[Records excerpted from a collection]
——

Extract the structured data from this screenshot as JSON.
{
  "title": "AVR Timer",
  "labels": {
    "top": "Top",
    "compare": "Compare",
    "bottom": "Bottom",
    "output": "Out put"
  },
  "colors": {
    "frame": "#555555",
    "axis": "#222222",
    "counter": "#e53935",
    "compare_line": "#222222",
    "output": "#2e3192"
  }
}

——

Copy all the records above exactly, missing none.

Extract the structured data from this screenshot as JSON.
{
  "title": "AVR Timer",
  "labels": {
    "top": "Top",
    "compare": "Compare",
    "bottom": "Bottom",
    "output": "Out put"
  },
  "colors": {
    "frame": "#555555",
    "axis": "#222222",
    "counter": "#e53935",
    "compare_line": "#222222",
    "output": "#2e3192"
  }
}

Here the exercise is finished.